# TASK
Copy the data word for word, keeping every line.
-- START --
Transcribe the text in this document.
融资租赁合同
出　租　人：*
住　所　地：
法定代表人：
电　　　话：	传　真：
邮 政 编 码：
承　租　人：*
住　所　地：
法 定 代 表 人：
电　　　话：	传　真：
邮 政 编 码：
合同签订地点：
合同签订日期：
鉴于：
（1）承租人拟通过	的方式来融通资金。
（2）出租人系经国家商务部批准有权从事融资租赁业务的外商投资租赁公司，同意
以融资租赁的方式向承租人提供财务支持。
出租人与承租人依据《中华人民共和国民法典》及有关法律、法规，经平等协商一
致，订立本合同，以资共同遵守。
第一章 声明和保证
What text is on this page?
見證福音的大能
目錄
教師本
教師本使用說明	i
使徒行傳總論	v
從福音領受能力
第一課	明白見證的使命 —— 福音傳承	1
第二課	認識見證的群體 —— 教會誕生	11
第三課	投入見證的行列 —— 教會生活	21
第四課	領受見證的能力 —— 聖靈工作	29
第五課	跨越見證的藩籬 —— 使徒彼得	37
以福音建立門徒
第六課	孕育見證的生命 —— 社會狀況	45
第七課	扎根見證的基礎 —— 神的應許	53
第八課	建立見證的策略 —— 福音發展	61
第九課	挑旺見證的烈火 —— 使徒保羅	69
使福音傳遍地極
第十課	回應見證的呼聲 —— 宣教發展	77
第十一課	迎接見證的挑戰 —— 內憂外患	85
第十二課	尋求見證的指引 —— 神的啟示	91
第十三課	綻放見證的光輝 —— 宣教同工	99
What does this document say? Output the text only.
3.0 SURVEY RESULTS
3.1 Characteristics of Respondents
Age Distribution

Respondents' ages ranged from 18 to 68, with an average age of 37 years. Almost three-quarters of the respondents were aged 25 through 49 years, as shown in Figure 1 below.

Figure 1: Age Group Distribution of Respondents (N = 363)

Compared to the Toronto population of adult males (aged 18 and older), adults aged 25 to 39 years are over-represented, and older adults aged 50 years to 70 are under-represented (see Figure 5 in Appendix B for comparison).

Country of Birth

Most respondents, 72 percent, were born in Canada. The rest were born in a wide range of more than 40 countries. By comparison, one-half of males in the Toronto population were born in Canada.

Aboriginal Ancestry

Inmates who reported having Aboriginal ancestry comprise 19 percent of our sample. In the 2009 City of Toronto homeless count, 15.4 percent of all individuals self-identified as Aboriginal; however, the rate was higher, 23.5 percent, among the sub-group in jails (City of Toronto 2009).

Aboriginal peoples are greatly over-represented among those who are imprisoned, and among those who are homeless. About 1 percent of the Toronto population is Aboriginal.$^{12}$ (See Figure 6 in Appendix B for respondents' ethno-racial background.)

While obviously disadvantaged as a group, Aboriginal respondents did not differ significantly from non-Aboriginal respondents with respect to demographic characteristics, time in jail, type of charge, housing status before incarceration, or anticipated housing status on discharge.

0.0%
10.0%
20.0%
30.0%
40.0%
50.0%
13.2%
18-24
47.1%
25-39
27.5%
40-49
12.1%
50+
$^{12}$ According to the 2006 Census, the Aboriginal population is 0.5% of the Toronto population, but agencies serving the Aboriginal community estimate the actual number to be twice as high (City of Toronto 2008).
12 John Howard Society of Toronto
-- END --
# ANSWER FOR THIS EXERCISE
Transcribe the text in this document.
融资租赁合同
出　租　人：*
住　所　地：
法定代表人：
电　　　话：	传　真：
邮 政 编 码：
承　租　人：*
住　所　地：
法 定 代 表 人：
电　　　话：	传　真：
邮 政 编 码：
合同签订地点：
合同签订日期：
鉴于：
（1）承租人拟通过	的方式来融通资金。
（2）出租人系经国家商务部批准有权从事融资租赁业务的外商投资租赁公司，同意
以融资租赁的方式向承租人提供财务支持。
出租人与承租人依据《中华人民共和国民法典》及有关法律、法规，经平等协商一
致，订立本合同，以资共同遵守。
第一章 声明和保证
What text is on this page?
見證福音的大能
目錄
教師本
教師本使用說明	i
使徒行傳總論	v
從福音領受能力
第一課	明白見證的使命 —— 福音傳承	1
第二課	認識見證的群體 —— 教會誕生	11
第三課	投入見證的行列 —— 教會生活	21
第四課	領受見證的能力 —— 聖靈工作	29
第五課	跨越見證的藩籬 —— 使徒彼得	37
以福音建立門徒
第六課	孕育見證的生命 —— 社會狀況	45
第七課	扎根見證的基礎 —— 神的應許	53
第八課	建立見證的策略 —— 福音發展	61
第九課	挑旺見證的烈火 —— 使徒保羅	69
使福音傳遍地極
第十課	回應見證的呼聲 —— 宣教發展	77
第十一課	迎接見證的挑戰 —— 內憂外患	85
第十二課	尋求見證的指引 —— 神的啟示	91
第十三課	綻放見證的光輝 —— 宣教同工	99
What does this document say? Output the text only.
3.0 SURVEY RESULTS
3.1 Characteristics of Respondents
Age Distribution

Respondents' ages ranged from 18 to 68, with an average age of 37 years. Almost three-quarters of the respondents were aged 25 through 49 years, as shown in Figure 1 below.

Figure 1: Age Group Distribution of Respondents (N = 363)

Compared to the Toronto population of adult males (aged 18 and older), adults aged 25 to 39 years are over-represented, and older adults aged 50 years to 70 are under-represented (see Figure 5 in Appendix B for comparison).

Country of Birth

Most respondents, 72 percent, were born in Canada. The rest were born in a wide range of more than 40 countries. By comparison, one-half of males in the Toronto population were born in Canada.

Aboriginal Ancestry

Inmates who reported having Aboriginal ancestry comprise 19 percent of our sample. In the 2009 City of Toronto homeless count, 15.4 percent of all individuals self-identified as Aboriginal; however, the rate was higher, 23.5 percent, among the sub-group in jails (City of Toronto 2009).

Aboriginal peoples are greatly over-represented among those who are imprisoned, and among those who are homeless. About 1 percent of the Toronto population is Aboriginal.$^{12}$ (See Figure 6 in Appendix B for respondents' ethno-racial background.)

While obviously disadvantaged as a group, Aboriginal respondents did not differ significantly from non-Aboriginal respondents with respect to demographic characteristics, time in jail, type of charge, housing status before incarceration, or anticipated housing status on discharge.

0.0%
10.0%
20.0%
30.0%
40.0%
50.0%
13.2%
18-24
47.1%
25-39
27.5%
40-49
12.1%
50+
$^{12}$ According to the 2006 Census, the Aboriginal population is 0.5% of the Toronto population, but agencies serving the Aboriginal community estimate the actual number to be twice as high (City of Toronto 2008).
12 John Howard Society of Toronto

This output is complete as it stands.